→ **Task data**:

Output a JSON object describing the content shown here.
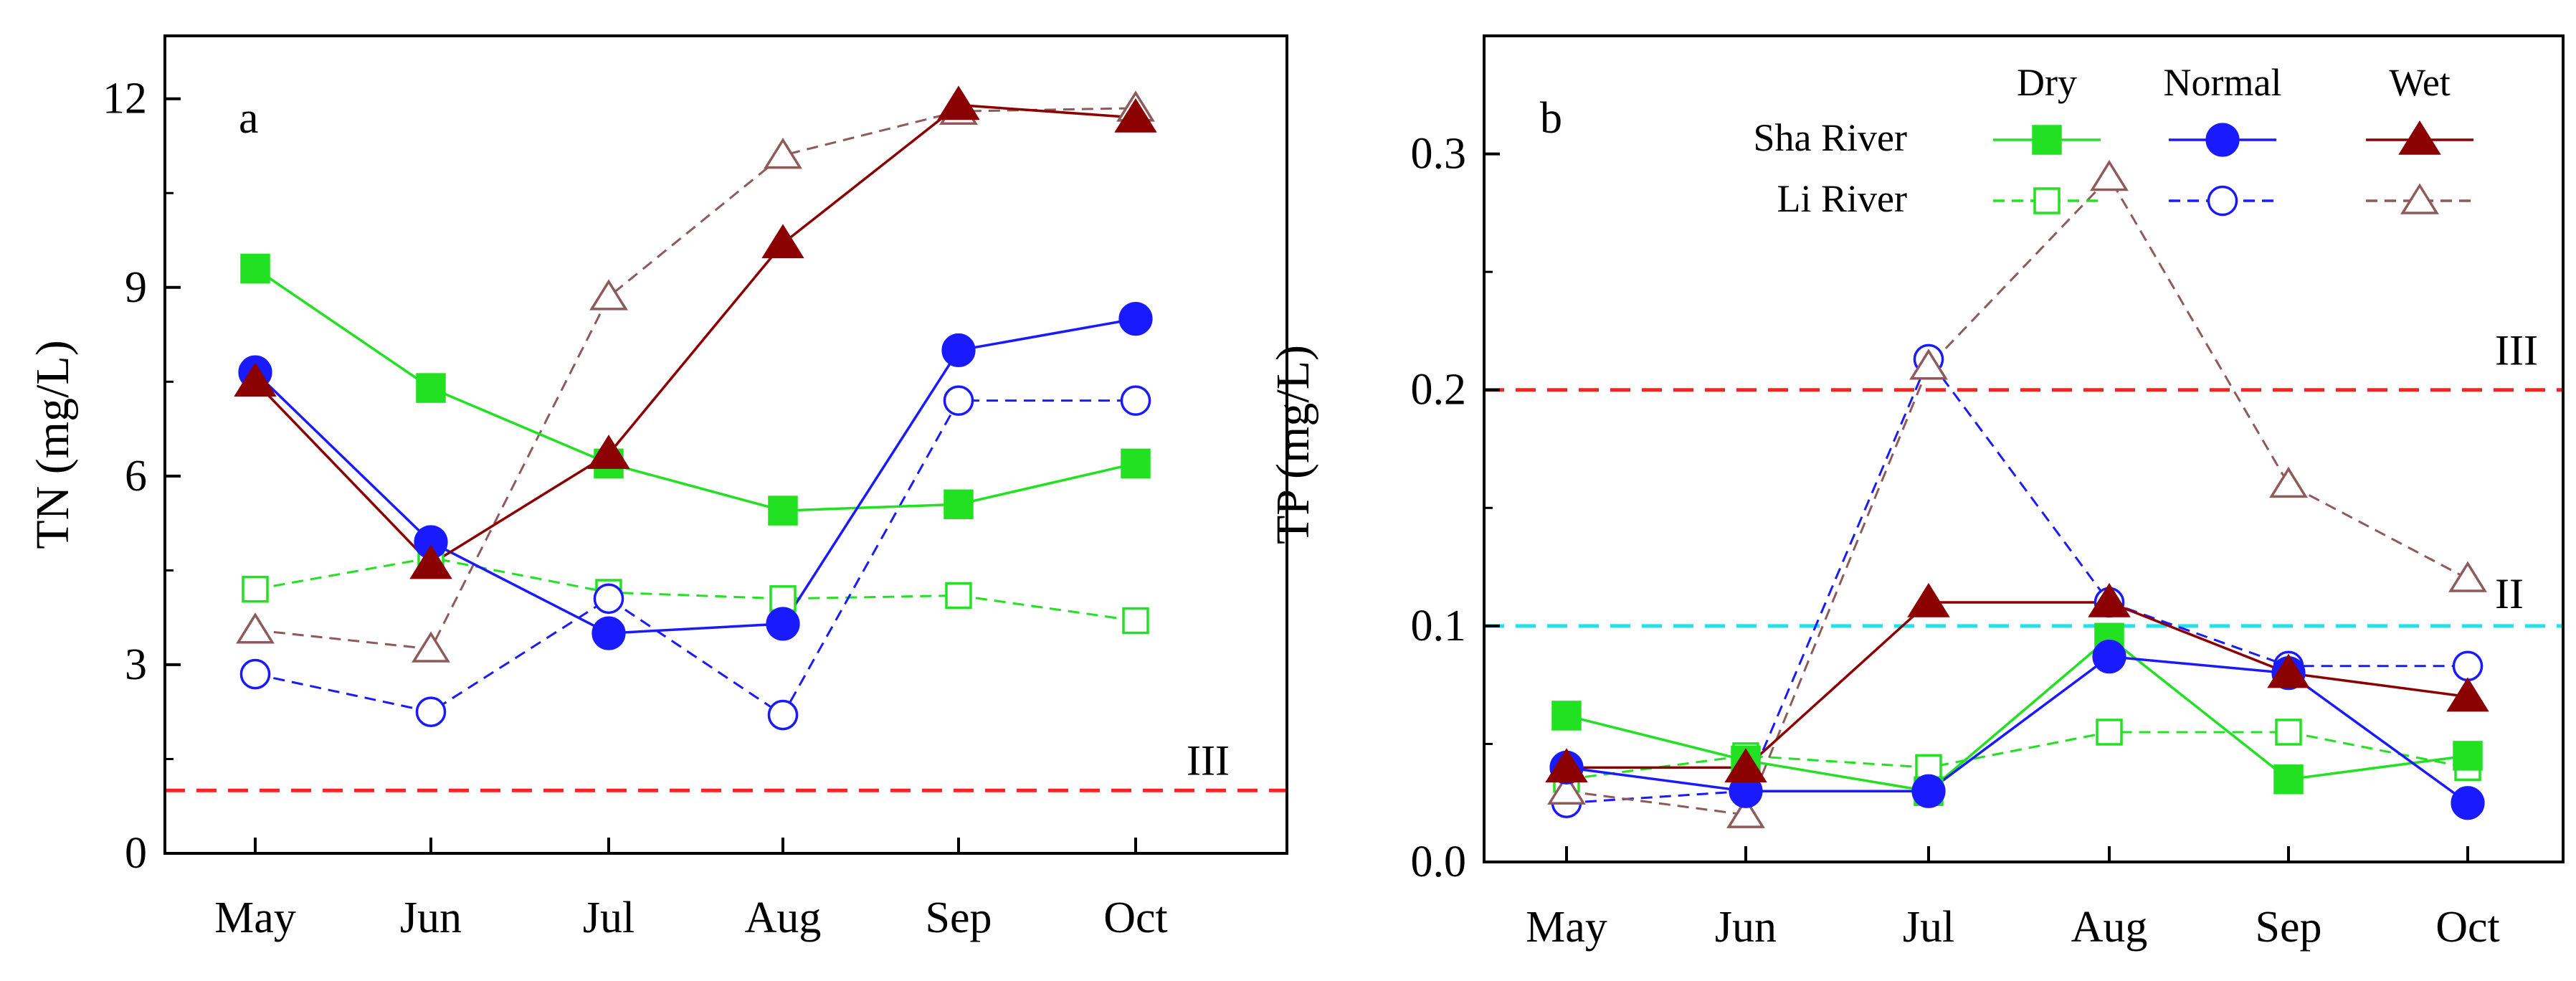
{
  "chart_data": [
    {
      "panel": "a",
      "type": "line",
      "ylabel": "TN (mg/L)",
      "xlabel": "",
      "ylim": [
        0,
        13
      ],
      "yticks": [
        "0",
        "3",
        "6",
        "9",
        "12"
      ],
      "categories": [
        "May",
        "Jun",
        "Jul",
        "Aug",
        "Sep",
        "Oct"
      ],
      "series": [
        {
          "name": "Sha River Dry",
          "river": "Sha River",
          "season": "Dry",
          "values": [
            9.3,
            7.4,
            6.2,
            5.45,
            5.55,
            6.2
          ]
        },
        {
          "name": "Sha River Normal",
          "river": "Sha River",
          "season": "Normal",
          "values": [
            7.65,
            4.95,
            3.5,
            3.65,
            8.0,
            8.5
          ]
        },
        {
          "name": "Sha River Wet",
          "river": "Sha River",
          "season": "Wet",
          "values": [
            7.5,
            4.6,
            6.35,
            9.7,
            11.9,
            11.7
          ]
        },
        {
          "name": "Li River Dry",
          "river": "Li River",
          "season": "Dry",
          "values": [
            4.2,
            4.7,
            4.15,
            4.05,
            4.1,
            3.7
          ]
        },
        {
          "name": "Li River Normal",
          "river": "Li River",
          "season": "Normal",
          "values": [
            2.85,
            2.25,
            4.05,
            2.2,
            7.2,
            7.2
          ]
        },
        {
          "name": "Li River Wet",
          "river": "Li River",
          "season": "Wet",
          "values": [
            3.55,
            3.25,
            8.85,
            11.1,
            11.8,
            11.85
          ]
        }
      ],
      "reference_lines": [
        {
          "label": "III",
          "value": 1.0,
          "color": "#ff2020"
        }
      ]
    },
    {
      "panel": "b",
      "type": "line",
      "ylabel": "TP (mg/L)",
      "xlabel": "",
      "ylim": [
        0,
        0.35
      ],
      "yticks": [
        "0.0",
        "0.1",
        "0.2",
        "0.3"
      ],
      "categories": [
        "May",
        "Jun",
        "Jul",
        "Aug",
        "Sep",
        "Oct"
      ],
      "series": [
        {
          "name": "Sha River Dry",
          "river": "Sha River",
          "season": "Dry",
          "values": [
            0.062,
            0.043,
            0.03,
            0.095,
            0.035,
            0.045
          ]
        },
        {
          "name": "Sha River Normal",
          "river": "Sha River",
          "season": "Normal",
          "values": [
            0.04,
            0.03,
            0.03,
            0.087,
            0.08,
            0.025
          ]
        },
        {
          "name": "Sha River Wet",
          "river": "Sha River",
          "season": "Wet",
          "values": [
            0.04,
            0.04,
            0.11,
            0.11,
            0.08,
            0.07
          ]
        },
        {
          "name": "Li River Dry",
          "river": "Li River",
          "season": "Dry",
          "values": [
            0.035,
            0.045,
            0.04,
            0.055,
            0.055,
            0.04
          ]
        },
        {
          "name": "Li River Normal",
          "river": "Li River",
          "season": "Normal",
          "values": [
            0.025,
            0.03,
            0.213,
            0.11,
            0.083,
            0.083
          ]
        },
        {
          "name": "Li River Wet",
          "river": "Li River",
          "season": "Wet",
          "values": [
            0.03,
            0.02,
            0.21,
            0.29,
            0.16,
            0.12
          ]
        }
      ],
      "reference_lines": [
        {
          "label": "III",
          "value": 0.2,
          "color": "#ff2020"
        },
        {
          "label": "II",
          "value": 0.1,
          "color": "#22e0f0"
        }
      ]
    }
  ],
  "legend": {
    "columns": [
      "Dry",
      "Normal",
      "Wet"
    ],
    "rows": [
      "Sha River",
      "Li River"
    ]
  },
  "colors": {
    "Dry": "#22e022",
    "Normal": "#1a1aff",
    "Wet": "#8b0000",
    "Wet_dashed": "#8f5a5a",
    "axis": "#000000"
  }
}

→ **Written problem**: Every record is to be reproduced exactly, with no pictures included.

→ **Final answer**:
Output a JSON object describing the content shown here.
{
  "chart_data": [
    {
      "panel": "a",
      "type": "line",
      "ylabel": "TN (mg/L)",
      "xlabel": "",
      "ylim": [
        0,
        13
      ],
      "yticks": [
        "0",
        "3",
        "6",
        "9",
        "12"
      ],
      "categories": [
        "May",
        "Jun",
        "Jul",
        "Aug",
        "Sep",
        "Oct"
      ],
      "series": [
        {
          "name": "Sha River Dry",
          "river": "Sha River",
          "season": "Dry",
          "values": [
            9.3,
            7.4,
            6.2,
            5.45,
            5.55,
            6.2
          ]
        },
        {
          "name": "Sha River Normal",
          "river": "Sha River",
          "season": "Normal",
          "values": [
            7.65,
            4.95,
            3.5,
            3.65,
            8.0,
            8.5
          ]
        },
        {
          "name": "Sha River Wet",
          "river": "Sha River",
          "season": "Wet",
          "values": [
            7.5,
            4.6,
            6.35,
            9.7,
            11.9,
            11.7
          ]
        },
        {
          "name": "Li River Dry",
          "river": "Li River",
          "season": "Dry",
          "values": [
            4.2,
            4.7,
            4.15,
            4.05,
            4.1,
            3.7
          ]
        },
        {
          "name": "Li River Normal",
          "river": "Li River",
          "season": "Normal",
          "values": [
            2.85,
            2.25,
            4.05,
            2.2,
            7.2,
            7.2
          ]
        },
        {
          "name": "Li River Wet",
          "river": "Li River",
          "season": "Wet",
          "values": [
            3.55,
            3.25,
            8.85,
            11.1,
            11.8,
            11.85
          ]
        }
      ],
      "reference_lines": [
        {
          "label": "III",
          "value": 1.0,
          "color": "#ff2020"
        }
      ]
    },
    {
      "panel": "b",
      "type": "line",
      "ylabel": "TP (mg/L)",
      "xlabel": "",
      "ylim": [
        0,
        0.35
      ],
      "yticks": [
        "0.0",
        "0.1",
        "0.2",
        "0.3"
      ],
      "categories": [
        "May",
        "Jun",
        "Jul",
        "Aug",
        "Sep",
        "Oct"
      ],
      "series": [
        {
          "name": "Sha River Dry",
          "river": "Sha River",
          "season": "Dry",
          "values": [
            0.062,
            0.043,
            0.03,
            0.095,
            0.035,
            0.045
          ]
        },
        {
          "name": "Sha River Normal",
          "river": "Sha River",
          "season": "Normal",
          "values": [
            0.04,
            0.03,
            0.03,
            0.087,
            0.08,
            0.025
          ]
        },
        {
          "name": "Sha River Wet",
          "river": "Sha River",
          "season": "Wet",
          "values": [
            0.04,
            0.04,
            0.11,
            0.11,
            0.08,
            0.07
          ]
        },
        {
          "name": "Li River Dry",
          "river": "Li River",
          "season": "Dry",
          "values": [
            0.035,
            0.045,
            0.04,
            0.055,
            0.055,
            0.04
          ]
        },
        {
          "name": "Li River Normal",
          "river": "Li River",
          "season": "Normal",
          "values": [
            0.025,
            0.03,
            0.213,
            0.11,
            0.083,
            0.083
          ]
        },
        {
          "name": "Li River Wet",
          "river": "Li River",
          "season": "Wet",
          "values": [
            0.03,
            0.02,
            0.21,
            0.29,
            0.16,
            0.12
          ]
        }
      ],
      "reference_lines": [
        {
          "label": "III",
          "value": 0.2,
          "color": "#ff2020"
        },
        {
          "label": "II",
          "value": 0.1,
          "color": "#22e0f0"
        }
      ]
    }
  ],
  "legend": {
    "columns": [
      "Dry",
      "Normal",
      "Wet"
    ],
    "rows": [
      "Sha River",
      "Li River"
    ]
  },
  "colors": {
    "Dry": "#22e022",
    "Normal": "#1a1aff",
    "Wet": "#8b0000",
    "Wet_dashed": "#8f5a5a",
    "axis": "#000000"
  }
}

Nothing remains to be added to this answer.